Element position data
........

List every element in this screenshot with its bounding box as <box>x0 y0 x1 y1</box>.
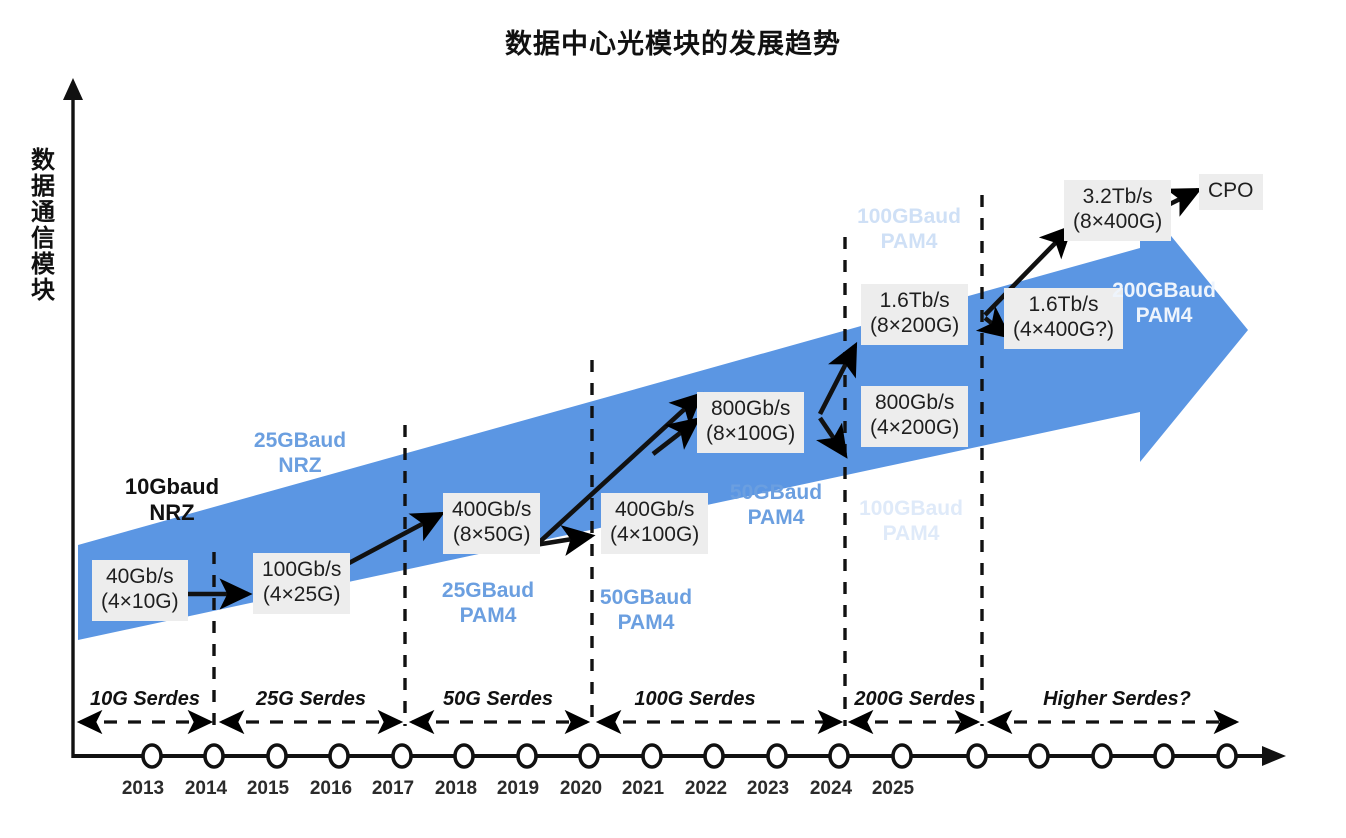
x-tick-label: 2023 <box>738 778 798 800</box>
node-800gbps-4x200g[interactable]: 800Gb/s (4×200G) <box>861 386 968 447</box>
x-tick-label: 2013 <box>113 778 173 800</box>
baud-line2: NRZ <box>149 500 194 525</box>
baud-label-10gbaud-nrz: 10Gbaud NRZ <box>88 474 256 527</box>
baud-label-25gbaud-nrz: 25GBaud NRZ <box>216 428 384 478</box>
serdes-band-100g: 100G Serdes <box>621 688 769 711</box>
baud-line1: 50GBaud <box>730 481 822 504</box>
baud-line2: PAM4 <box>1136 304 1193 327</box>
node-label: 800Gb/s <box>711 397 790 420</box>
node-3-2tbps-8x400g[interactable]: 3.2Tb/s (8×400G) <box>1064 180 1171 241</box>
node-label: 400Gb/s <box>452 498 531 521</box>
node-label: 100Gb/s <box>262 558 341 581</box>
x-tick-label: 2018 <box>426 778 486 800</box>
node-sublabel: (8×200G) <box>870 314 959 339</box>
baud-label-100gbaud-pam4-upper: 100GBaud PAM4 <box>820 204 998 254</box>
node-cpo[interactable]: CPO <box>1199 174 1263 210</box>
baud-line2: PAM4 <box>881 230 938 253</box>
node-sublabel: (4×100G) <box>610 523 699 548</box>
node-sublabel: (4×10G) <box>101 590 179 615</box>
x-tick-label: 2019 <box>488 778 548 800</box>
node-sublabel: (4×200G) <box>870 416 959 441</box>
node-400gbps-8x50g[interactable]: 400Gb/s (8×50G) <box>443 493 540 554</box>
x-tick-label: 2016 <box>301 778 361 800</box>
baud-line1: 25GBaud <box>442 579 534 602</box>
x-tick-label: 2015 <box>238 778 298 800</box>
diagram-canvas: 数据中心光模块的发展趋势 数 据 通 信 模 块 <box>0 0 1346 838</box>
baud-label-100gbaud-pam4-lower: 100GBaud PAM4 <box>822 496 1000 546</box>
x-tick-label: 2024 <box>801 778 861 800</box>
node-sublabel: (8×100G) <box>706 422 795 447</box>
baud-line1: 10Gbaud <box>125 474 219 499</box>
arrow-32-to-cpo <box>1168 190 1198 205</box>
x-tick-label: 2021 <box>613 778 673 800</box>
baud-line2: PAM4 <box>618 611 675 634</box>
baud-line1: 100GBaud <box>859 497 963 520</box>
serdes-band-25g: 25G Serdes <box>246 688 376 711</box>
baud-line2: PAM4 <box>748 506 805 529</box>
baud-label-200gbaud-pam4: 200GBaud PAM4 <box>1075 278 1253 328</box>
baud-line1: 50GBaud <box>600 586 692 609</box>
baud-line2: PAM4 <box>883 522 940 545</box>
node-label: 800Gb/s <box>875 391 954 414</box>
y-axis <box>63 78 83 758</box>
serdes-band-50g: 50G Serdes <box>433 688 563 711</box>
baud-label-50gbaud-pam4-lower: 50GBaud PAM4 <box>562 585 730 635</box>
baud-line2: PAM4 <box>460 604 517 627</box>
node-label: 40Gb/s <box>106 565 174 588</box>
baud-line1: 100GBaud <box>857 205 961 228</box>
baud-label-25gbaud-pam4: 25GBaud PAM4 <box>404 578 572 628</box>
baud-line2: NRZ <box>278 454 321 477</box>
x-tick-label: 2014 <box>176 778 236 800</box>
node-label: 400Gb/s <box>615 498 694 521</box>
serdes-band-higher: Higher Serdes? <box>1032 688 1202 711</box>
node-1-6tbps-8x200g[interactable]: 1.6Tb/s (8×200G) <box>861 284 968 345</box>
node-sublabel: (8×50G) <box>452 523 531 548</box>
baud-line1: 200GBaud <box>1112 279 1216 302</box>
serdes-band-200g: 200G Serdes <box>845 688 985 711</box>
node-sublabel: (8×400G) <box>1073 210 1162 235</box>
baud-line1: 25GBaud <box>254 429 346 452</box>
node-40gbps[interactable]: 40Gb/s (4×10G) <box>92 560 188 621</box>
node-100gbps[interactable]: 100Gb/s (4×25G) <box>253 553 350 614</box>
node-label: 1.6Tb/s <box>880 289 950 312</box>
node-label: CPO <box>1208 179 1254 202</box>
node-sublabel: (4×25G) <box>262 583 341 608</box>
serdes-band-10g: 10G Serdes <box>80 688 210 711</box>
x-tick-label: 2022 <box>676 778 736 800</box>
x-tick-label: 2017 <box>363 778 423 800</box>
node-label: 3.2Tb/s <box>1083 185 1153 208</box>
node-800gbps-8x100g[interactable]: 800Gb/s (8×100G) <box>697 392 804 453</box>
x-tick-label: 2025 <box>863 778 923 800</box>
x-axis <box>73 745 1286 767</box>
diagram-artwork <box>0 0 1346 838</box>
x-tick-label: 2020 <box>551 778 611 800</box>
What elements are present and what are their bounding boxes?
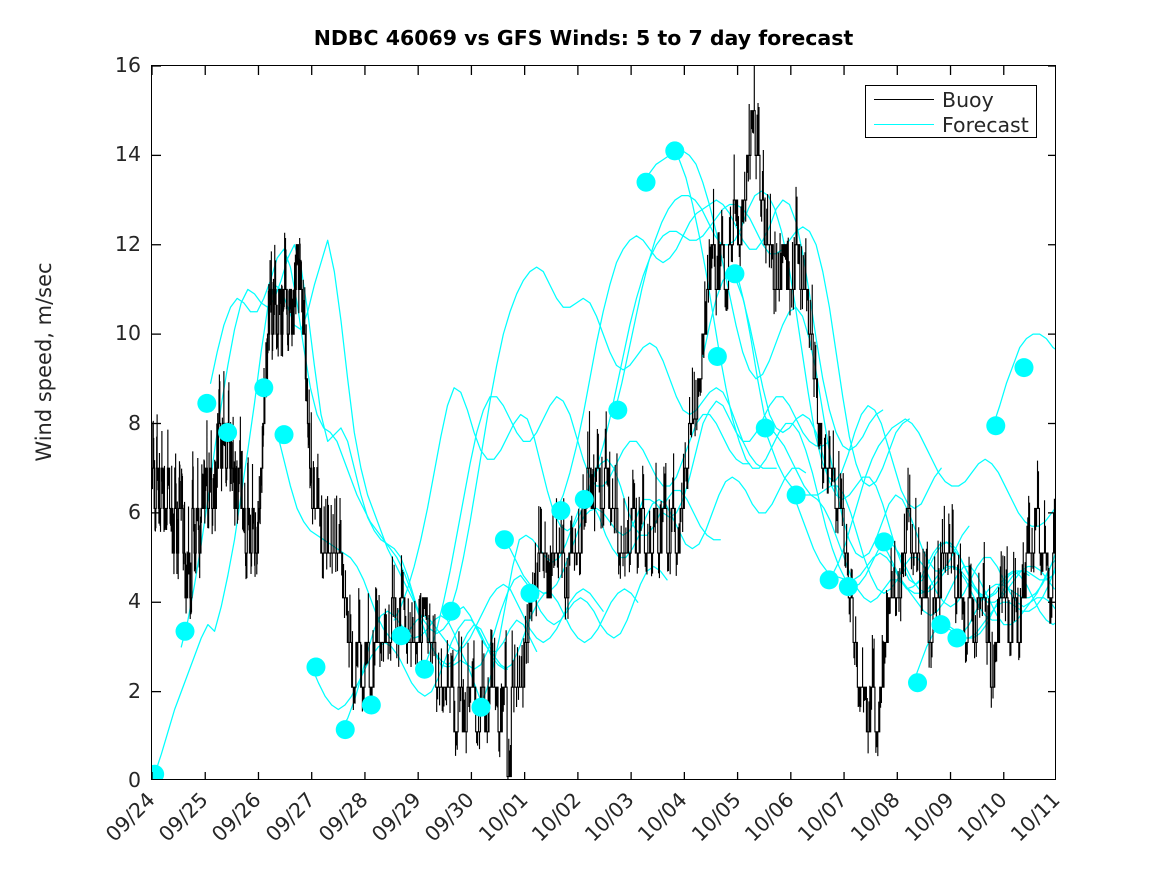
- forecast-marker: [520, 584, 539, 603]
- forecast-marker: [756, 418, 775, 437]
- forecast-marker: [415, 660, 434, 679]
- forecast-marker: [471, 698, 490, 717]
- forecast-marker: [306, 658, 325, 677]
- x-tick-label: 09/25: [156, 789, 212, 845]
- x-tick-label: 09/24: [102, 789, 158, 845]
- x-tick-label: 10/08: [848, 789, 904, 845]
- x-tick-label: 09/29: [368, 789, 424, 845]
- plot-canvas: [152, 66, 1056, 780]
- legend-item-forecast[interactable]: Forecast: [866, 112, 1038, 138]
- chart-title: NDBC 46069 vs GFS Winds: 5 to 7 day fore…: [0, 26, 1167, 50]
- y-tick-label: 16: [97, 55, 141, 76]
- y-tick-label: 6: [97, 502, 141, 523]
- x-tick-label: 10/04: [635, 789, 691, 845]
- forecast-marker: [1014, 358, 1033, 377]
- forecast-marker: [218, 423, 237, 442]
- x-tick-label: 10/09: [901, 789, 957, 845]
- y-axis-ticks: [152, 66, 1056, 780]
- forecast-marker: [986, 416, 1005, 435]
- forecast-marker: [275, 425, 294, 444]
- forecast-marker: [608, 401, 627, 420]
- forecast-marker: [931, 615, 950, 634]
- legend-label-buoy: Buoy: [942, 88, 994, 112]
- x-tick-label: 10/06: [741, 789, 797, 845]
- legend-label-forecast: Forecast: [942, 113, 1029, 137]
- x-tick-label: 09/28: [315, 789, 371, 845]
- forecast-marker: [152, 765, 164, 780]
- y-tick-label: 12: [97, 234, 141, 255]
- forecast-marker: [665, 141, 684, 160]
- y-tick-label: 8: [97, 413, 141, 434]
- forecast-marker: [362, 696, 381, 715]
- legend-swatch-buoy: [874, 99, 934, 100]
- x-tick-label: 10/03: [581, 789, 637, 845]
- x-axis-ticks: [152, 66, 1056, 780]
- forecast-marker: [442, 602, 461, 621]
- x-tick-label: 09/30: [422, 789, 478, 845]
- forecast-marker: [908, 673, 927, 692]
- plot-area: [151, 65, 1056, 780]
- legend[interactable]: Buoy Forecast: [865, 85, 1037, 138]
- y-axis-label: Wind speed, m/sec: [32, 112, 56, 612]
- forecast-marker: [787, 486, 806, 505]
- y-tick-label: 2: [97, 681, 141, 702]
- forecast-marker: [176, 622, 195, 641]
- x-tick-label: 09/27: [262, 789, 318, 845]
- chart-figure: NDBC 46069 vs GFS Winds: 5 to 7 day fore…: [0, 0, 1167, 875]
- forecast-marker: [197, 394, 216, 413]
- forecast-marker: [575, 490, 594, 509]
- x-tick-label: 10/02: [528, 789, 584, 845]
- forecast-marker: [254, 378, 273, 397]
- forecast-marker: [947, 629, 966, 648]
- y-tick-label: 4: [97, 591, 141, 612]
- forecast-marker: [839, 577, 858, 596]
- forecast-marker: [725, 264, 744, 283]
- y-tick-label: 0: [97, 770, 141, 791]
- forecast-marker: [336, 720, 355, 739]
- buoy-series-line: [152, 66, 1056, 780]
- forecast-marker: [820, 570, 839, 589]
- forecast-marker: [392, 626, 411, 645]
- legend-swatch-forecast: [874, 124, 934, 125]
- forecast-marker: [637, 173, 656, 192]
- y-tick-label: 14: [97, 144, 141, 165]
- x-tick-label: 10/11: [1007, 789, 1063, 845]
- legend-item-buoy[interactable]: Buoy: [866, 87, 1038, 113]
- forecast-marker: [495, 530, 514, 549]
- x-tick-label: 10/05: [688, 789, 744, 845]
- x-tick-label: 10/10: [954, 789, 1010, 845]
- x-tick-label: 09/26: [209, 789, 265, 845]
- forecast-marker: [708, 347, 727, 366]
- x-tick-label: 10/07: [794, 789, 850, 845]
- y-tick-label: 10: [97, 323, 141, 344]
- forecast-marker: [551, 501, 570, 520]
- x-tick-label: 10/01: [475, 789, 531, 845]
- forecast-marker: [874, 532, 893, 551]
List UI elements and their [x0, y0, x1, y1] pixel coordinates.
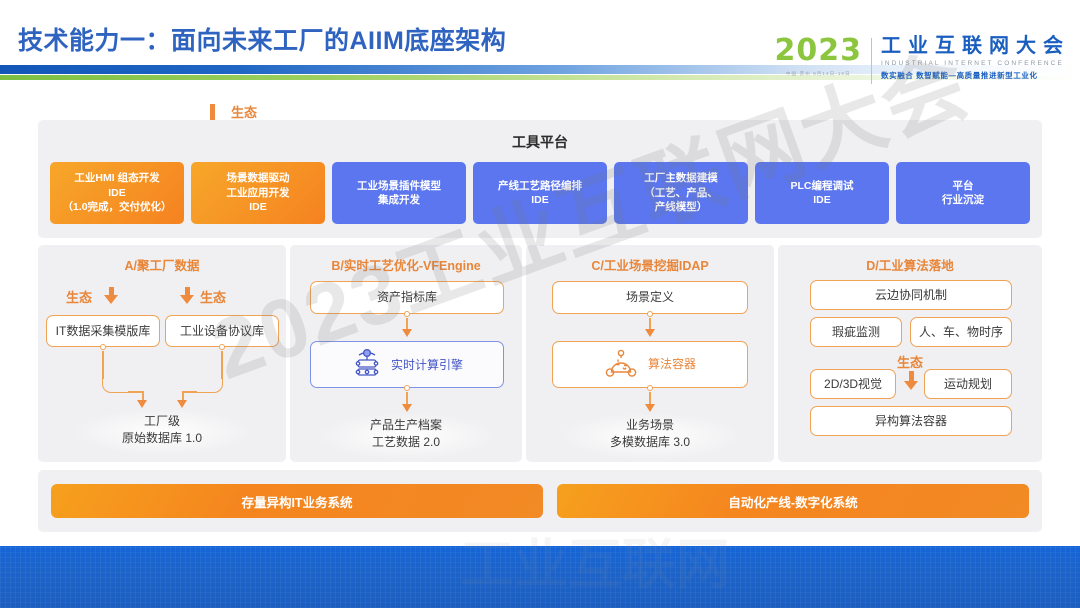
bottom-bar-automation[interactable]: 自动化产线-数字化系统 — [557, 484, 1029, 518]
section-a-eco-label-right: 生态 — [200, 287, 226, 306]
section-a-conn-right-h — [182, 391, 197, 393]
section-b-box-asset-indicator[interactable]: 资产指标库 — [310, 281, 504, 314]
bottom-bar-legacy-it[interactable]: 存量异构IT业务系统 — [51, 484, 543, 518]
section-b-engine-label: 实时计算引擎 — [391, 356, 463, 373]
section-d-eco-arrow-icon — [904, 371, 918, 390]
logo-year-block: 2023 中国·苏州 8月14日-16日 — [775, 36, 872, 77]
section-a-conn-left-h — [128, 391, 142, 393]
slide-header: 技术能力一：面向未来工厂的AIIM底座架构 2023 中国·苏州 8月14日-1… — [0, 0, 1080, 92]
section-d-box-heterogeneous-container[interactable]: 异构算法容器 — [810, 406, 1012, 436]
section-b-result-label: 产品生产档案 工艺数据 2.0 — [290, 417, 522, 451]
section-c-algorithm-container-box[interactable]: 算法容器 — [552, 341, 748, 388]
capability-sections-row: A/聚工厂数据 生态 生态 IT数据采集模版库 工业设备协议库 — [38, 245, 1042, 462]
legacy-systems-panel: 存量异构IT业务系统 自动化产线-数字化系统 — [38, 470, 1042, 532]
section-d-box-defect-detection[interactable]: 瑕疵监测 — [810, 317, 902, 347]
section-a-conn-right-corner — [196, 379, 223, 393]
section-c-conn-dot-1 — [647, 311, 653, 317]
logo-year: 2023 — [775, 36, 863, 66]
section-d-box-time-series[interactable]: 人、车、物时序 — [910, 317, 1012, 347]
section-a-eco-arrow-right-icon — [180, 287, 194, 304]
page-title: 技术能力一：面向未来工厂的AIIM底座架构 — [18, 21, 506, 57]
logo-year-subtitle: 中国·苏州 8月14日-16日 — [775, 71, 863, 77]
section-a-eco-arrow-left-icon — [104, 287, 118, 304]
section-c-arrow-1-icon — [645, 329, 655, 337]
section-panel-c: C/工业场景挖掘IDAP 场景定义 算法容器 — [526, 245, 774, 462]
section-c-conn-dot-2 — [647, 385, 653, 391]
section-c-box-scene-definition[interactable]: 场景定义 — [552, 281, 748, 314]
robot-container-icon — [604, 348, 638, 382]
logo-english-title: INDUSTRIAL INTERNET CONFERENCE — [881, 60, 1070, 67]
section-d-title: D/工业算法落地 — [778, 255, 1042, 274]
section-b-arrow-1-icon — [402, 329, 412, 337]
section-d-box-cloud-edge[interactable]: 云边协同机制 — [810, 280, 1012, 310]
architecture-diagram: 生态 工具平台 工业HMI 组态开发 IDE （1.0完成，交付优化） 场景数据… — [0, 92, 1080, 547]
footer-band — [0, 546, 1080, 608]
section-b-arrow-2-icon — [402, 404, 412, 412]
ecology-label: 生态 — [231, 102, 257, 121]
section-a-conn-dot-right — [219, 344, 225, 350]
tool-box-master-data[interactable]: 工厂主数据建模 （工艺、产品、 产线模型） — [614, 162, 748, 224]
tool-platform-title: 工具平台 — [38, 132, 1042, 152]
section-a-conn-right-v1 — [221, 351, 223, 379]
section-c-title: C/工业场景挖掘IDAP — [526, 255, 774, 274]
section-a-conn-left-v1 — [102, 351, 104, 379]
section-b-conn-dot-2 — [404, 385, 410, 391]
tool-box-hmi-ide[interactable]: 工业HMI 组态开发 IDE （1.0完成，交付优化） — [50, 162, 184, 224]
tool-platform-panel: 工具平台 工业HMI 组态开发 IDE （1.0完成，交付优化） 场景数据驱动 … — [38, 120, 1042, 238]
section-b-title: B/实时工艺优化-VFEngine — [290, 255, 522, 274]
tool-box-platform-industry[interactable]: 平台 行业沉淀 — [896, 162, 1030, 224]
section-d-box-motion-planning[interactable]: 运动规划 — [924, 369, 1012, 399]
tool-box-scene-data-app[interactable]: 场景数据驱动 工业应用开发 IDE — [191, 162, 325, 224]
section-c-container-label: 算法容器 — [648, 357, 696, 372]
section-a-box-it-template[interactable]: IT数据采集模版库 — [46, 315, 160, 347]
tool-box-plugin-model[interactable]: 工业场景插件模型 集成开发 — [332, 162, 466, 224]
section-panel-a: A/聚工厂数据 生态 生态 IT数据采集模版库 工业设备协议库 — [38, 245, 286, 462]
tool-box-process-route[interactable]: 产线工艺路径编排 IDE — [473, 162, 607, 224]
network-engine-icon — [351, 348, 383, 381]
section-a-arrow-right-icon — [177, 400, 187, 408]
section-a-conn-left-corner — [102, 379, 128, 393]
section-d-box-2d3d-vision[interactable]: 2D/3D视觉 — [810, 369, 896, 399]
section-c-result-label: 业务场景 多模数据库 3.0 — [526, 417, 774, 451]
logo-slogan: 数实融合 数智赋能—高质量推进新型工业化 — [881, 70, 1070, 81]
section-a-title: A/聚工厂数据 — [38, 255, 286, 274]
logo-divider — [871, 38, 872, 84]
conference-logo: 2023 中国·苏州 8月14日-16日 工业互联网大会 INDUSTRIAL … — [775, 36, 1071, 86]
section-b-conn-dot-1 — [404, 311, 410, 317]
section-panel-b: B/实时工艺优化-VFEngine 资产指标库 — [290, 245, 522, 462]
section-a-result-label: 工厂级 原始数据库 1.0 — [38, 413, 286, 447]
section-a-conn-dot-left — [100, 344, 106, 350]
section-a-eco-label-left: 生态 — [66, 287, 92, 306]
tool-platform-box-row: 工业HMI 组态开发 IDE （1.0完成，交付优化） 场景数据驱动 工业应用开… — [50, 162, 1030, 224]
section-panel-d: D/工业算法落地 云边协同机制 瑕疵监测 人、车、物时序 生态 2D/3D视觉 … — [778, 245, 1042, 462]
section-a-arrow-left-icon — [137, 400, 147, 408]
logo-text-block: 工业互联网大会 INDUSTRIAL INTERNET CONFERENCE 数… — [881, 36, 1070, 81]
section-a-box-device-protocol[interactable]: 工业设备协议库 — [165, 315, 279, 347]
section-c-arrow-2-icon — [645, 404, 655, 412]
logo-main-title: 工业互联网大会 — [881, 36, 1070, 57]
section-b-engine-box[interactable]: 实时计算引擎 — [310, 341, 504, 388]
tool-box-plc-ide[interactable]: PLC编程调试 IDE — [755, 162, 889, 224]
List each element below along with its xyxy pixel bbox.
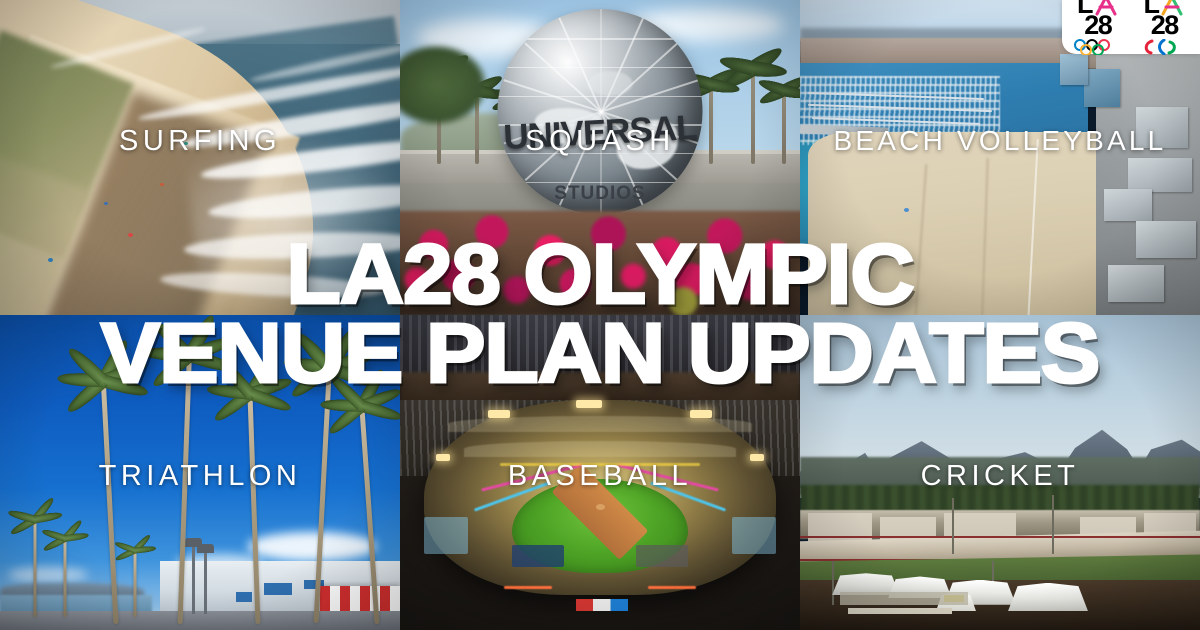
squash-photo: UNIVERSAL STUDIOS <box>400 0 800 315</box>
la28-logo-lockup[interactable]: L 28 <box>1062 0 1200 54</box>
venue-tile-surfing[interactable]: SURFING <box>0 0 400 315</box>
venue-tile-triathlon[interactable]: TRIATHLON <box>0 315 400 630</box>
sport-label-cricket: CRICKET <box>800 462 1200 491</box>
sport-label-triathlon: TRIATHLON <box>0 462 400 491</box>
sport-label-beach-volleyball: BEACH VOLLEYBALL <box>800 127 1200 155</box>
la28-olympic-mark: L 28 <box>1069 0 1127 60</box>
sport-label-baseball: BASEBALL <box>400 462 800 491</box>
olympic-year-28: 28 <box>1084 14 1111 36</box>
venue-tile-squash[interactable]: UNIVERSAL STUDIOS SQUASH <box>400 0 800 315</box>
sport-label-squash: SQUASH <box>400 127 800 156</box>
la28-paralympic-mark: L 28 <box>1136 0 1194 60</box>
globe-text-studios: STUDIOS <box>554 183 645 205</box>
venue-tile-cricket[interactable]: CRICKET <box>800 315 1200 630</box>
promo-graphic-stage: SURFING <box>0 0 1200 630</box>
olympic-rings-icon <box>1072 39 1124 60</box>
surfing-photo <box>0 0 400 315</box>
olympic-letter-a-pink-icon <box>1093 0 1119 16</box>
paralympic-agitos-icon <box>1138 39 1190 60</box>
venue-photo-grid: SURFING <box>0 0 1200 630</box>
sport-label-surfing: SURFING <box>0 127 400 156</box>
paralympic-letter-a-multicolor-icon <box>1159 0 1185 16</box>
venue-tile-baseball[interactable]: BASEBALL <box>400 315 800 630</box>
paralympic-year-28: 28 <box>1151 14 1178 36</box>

........

**WHAT IS BEING ASKED**
Duplicate the lines of the material starting at the line that contains "bottom-bar-automation[interactable]: 自动化产线-数字化系统 —" and ending at the line that contains "section-b-engine-label: 实时计算引擎 —", including both of those lines, with no changes.

**SOLUTION TO THIS TASK**
bottom-bar-automation[interactable]: 自动化产线-数字化系统 — [557, 484, 1029, 518]
section-a-eco-label-right: 生态 — [200, 287, 226, 306]
section-a-conn-right-h — [182, 391, 197, 393]
section-b-box-asset-indicator[interactable]: 资产指标库 — [310, 281, 504, 314]
bottom-bar-legacy-it[interactable]: 存量异构IT业务系统 — [51, 484, 543, 518]
section-b-engine-label: 实时计算引擎 — [391, 356, 463, 373]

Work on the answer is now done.